## Work required
Find the lines below that contain the word "JSON" and count them. Only the number should be given.

## Entries supplied

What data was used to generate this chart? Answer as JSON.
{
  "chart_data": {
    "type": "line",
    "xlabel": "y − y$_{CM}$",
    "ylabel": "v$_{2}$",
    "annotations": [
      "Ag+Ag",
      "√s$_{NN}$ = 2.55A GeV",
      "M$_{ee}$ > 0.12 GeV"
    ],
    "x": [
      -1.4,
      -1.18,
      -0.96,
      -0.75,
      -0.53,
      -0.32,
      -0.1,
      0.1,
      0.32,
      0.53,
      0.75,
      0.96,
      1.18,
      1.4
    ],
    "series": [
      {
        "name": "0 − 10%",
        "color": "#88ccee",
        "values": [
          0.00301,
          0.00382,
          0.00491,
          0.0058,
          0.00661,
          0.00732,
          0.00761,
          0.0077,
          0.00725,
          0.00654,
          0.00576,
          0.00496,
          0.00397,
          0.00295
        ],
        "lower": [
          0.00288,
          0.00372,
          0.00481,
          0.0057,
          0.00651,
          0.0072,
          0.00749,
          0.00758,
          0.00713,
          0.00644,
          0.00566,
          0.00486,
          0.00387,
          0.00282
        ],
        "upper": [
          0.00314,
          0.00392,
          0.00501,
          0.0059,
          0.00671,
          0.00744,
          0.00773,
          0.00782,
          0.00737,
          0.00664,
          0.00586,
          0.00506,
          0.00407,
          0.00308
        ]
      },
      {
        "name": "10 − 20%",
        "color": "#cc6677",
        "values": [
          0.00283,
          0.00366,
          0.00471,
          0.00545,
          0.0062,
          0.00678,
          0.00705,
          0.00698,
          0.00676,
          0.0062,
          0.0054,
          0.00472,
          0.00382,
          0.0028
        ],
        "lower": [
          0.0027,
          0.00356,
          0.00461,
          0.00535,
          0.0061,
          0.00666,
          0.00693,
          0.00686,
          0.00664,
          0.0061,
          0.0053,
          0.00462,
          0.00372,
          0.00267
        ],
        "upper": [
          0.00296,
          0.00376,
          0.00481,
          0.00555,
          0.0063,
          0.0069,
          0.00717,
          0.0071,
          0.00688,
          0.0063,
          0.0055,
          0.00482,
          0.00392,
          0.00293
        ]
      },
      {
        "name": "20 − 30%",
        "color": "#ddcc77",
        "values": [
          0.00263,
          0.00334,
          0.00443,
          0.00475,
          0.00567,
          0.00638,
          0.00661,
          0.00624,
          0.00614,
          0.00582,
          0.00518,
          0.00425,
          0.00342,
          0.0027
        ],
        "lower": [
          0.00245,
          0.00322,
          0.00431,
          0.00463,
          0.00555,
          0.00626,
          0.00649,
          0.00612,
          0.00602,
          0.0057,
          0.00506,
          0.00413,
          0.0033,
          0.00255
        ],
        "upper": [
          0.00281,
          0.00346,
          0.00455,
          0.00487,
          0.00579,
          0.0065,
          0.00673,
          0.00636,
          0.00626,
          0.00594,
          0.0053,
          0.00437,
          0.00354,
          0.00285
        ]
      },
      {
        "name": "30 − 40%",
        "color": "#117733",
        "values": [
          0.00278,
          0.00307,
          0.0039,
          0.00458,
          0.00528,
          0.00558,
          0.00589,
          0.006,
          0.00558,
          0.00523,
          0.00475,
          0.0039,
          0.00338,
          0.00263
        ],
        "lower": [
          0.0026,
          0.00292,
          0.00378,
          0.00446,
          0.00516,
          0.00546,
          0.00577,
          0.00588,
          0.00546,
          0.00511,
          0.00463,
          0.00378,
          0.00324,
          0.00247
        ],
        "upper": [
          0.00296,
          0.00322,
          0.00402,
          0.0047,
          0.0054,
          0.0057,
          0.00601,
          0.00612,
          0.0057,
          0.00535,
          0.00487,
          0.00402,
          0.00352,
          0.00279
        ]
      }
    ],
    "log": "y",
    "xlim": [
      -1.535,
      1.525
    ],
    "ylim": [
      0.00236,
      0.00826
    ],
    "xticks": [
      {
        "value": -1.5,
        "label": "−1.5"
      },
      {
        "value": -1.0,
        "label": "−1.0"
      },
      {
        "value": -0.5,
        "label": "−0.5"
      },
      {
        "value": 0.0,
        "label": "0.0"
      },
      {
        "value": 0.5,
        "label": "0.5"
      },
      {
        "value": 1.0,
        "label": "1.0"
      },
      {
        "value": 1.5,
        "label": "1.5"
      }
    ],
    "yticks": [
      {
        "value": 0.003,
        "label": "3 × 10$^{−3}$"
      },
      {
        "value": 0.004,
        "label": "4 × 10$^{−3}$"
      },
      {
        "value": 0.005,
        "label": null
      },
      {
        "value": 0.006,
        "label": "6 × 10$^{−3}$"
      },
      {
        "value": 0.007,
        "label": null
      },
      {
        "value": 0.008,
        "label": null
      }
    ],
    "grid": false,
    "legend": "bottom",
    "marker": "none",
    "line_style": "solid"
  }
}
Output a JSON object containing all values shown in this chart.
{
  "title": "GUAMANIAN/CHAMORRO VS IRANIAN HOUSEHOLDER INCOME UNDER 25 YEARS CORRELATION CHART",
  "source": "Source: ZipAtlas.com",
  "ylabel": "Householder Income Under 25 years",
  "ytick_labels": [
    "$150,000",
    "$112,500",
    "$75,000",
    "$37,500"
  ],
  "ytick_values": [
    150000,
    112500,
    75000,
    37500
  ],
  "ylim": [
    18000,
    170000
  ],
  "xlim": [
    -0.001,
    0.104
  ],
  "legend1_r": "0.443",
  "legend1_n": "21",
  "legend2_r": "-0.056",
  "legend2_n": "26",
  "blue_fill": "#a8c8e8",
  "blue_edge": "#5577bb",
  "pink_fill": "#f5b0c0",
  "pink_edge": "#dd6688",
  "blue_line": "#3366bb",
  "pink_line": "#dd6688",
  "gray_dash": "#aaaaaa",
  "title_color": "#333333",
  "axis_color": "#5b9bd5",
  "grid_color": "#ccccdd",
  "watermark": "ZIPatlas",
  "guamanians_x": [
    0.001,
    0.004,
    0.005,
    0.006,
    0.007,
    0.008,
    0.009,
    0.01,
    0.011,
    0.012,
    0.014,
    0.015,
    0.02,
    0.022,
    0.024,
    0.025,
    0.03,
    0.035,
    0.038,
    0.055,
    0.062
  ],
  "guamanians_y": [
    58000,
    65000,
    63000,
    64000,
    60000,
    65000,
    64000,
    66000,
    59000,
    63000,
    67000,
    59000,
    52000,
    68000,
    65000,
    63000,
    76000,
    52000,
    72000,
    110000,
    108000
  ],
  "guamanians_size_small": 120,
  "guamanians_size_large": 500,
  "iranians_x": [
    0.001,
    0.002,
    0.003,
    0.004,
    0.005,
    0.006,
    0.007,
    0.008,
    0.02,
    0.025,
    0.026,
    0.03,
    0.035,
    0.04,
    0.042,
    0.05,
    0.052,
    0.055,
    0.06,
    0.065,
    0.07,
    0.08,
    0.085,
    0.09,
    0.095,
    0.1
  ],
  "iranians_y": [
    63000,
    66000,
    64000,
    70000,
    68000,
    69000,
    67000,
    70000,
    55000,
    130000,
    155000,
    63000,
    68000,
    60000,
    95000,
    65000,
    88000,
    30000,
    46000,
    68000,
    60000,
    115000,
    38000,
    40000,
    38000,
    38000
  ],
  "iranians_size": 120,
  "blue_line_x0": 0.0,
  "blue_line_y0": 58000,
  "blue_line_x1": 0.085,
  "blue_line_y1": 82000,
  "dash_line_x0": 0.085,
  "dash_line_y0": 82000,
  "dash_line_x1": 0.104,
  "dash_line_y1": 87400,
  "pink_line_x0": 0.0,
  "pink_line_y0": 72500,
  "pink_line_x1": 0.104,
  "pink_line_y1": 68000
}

## Result below
2